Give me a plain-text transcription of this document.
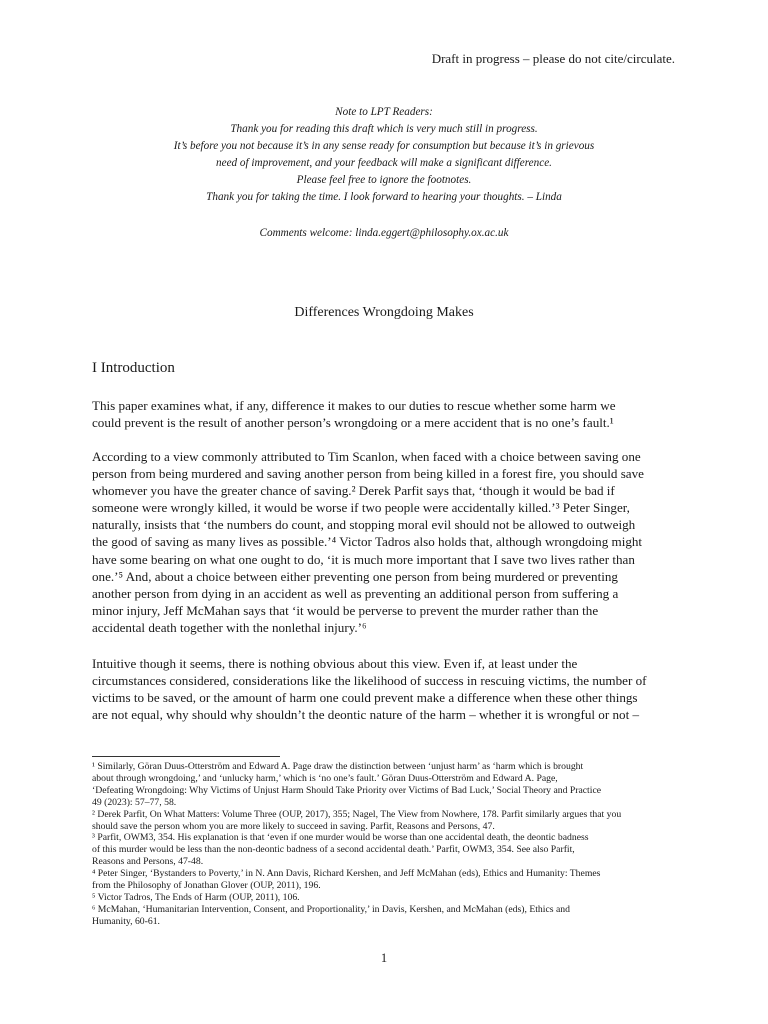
Draft in progress – please do not cite/circulate.
Note to LPT Readers:
Thank you for reading this draft which is very much still in progress.
It’s before you not because it’s in any sense ready for consumption but because it’s in grievous
need of improvement, and your feedback will make a significant difference.
Please feel free to ignore the footnotes.
Thank you for taking the time. I look forward to hearing your thoughts. – Linda
Comments welcome: linda.eggert@philosophy.ox.ac.uk
Differences Wrongdoing Makes
I Introduction
This paper examines what, if any, difference it makes to our duties to rescue whether some harm we
could prevent is the result of another person’s wrongdoing or a mere accident that is no one’s fault.¹
According to a view commonly attributed to Tim Scanlon, when faced with a choice between saving one
person from being murdered and saving another person from being killed in a forest fire, you should save
whomever you have the greater chance of saving.² Derek Parfit says that, ‘though it would be bad if
someone were wrongly killed, it would be worse if two people were accidentally killed.’³ Peter Singer,
naturally, insists that ‘the numbers do count, and stopping moral evil should not be allowed to outweigh
the good of saving as many lives as possible.’⁴ Victor Tadros also holds that, although wrongdoing might
have some bearing on what one ought to do, ‘it is much more important that I save two lives rather than
one.’⁵ And, about a choice between either preventing one person from being murdered or preventing
another person from dying in an accident as well as preventing an additional person from suffering a
minor injury, Jeff McMahan says that ‘it would be perverse to prevent the murder rather than the
accidental death together with the nonlethal injury.’⁶
Intuitive though it seems, there is nothing obvious about this view. Even if, at least under the
circumstances considered, considerations like the likelihood of success in rescuing victims, the number of
victims to be saved, or the amount of harm one could prevent make a difference when these other things
are not equal, why should why shouldn’t the deontic nature of the harm – whether it is wrongful or not –
¹ Similarly, Göran Duus-Otterström and Edward A. Page draw the distinction between ‘unjust harm’ as ‘harm which is brought
about through wrongdoing,’ and ‘unlucky harm,’ which is ‘no one’s fault.’ Göran Duus-Otterström and Edward A. Page,
‘Defeating Wrongdoing: Why Victims of Unjust Harm Should Take Priority over Victims of Bad Luck,’ Social Theory and Practice
49 (2023): 57–77, 58.
² Derek Parfit, On What Matters: Volume Three (OUP, 2017), 355; Nagel, The View from Nowhere, 178. Parfit similarly argues that you
should save the person whom you are more likely to succeed in saving. Parfit, Reasons and Persons, 47.
³ Parfit, OWM3, 354. His explanation is that ‘even if one murder would be worse than one accidental death, the deontic badness
of this murder would be less than the non-deontic badness of a second accidental death.’ Parfit, OWM3, 354. See also Parfit,
Reasons and Persons, 47-48.
⁴ Peter Singer, ‘Bystanders to Poverty,’ in N. Ann Davis, Richard Kershen, and Jeff McMahan (eds), Ethics and Humanity: Themes
from the Philosophy of Jonathan Glover (OUP, 2011), 196.
⁵ Victor Tadros, The Ends of Harm (OUP, 2011), 106.
⁶ McMahan, ‘Humanitarian Intervention, Consent, and Proportionality,’ in Davis, Kershen, and McMahan (eds), Ethics and
Humanity, 60-61.
1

● ● ● ●

[What the exercise asks] What you return should match the records above word for word, minus the pictures.

[Result for this task]
Give me a plain-text transcription of this document.
Draft in progress – please do not cite/circulate.
Note to LPT Readers:
Thank you for reading this draft which is very much still in progress.
It’s before you not because it’s in any sense ready for consumption but because it’s in grievous
need of improvement, and your feedback will make a significant difference.
Please feel free to ignore the footnotes.
Thank you for taking the time. I look forward to hearing your thoughts. – Linda
Comments welcome: linda.eggert@philosophy.ox.ac.uk
Differences Wrongdoing Makes
I Introduction
This paper examines what, if any, difference it makes to our duties to rescue whether some harm we
could prevent is the result of another person’s wrongdoing or a mere accident that is no one’s fault.¹
According to a view commonly attributed to Tim Scanlon, when faced with a choice between saving one
person from being murdered and saving another person from being killed in a forest fire, you should save
whomever you have the greater chance of saving.² Derek Parfit says that, ‘though it would be bad if
someone were wrongly killed, it would be worse if two people were accidentally killed.’³ Peter Singer,
naturally, insists that ‘the numbers do count, and stopping moral evil should not be allowed to outweigh
the good of saving as many lives as possible.’⁴ Victor Tadros also holds that, although wrongdoing might
have some bearing on what one ought to do, ‘it is much more important that I save two lives rather than
one.’⁵ And, about a choice between either preventing one person from being murdered or preventing
another person from dying in an accident as well as preventing an additional person from suffering a
minor injury, Jeff McMahan says that ‘it would be perverse to prevent the murder rather than the
accidental death together with the nonlethal injury.’⁶
Intuitive though it seems, there is nothing obvious about this view. Even if, at least under the
circumstances considered, considerations like the likelihood of success in rescuing victims, the number of
victims to be saved, or the amount of harm one could prevent make a difference when these other things
are not equal, why should why shouldn’t the deontic nature of the harm – whether it is wrongful or not –
¹ Similarly, Göran Duus-Otterström and Edward A. Page draw the distinction between ‘unjust harm’ as ‘harm which is brought
about through wrongdoing,’ and ‘unlucky harm,’ which is ‘no one’s fault.’ Göran Duus-Otterström and Edward A. Page,
‘Defeating Wrongdoing: Why Victims of Unjust Harm Should Take Priority over Victims of Bad Luck,’ Social Theory and Practice
49 (2023): 57–77, 58.
² Derek Parfit, On What Matters: Volume Three (OUP, 2017), 355; Nagel, The View from Nowhere, 178. Parfit similarly argues that you
should save the person whom you are more likely to succeed in saving. Parfit, Reasons and Persons, 47.
³ Parfit, OWM3, 354. His explanation is that ‘even if one murder would be worse than one accidental death, the deontic badness
of this murder would be less than the non-deontic badness of a second accidental death.’ Parfit, OWM3, 354. See also Parfit,
Reasons and Persons, 47-48.
⁴ Peter Singer, ‘Bystanders to Poverty,’ in N. Ann Davis, Richard Kershen, and Jeff McMahan (eds), Ethics and Humanity: Themes
from the Philosophy of Jonathan Glover (OUP, 2011), 196.
⁵ Victor Tadros, The Ends of Harm (OUP, 2011), 106.
⁶ McMahan, ‘Humanitarian Intervention, Consent, and Proportionality,’ in Davis, Kershen, and McMahan (eds), Ethics and
Humanity, 60-61.
1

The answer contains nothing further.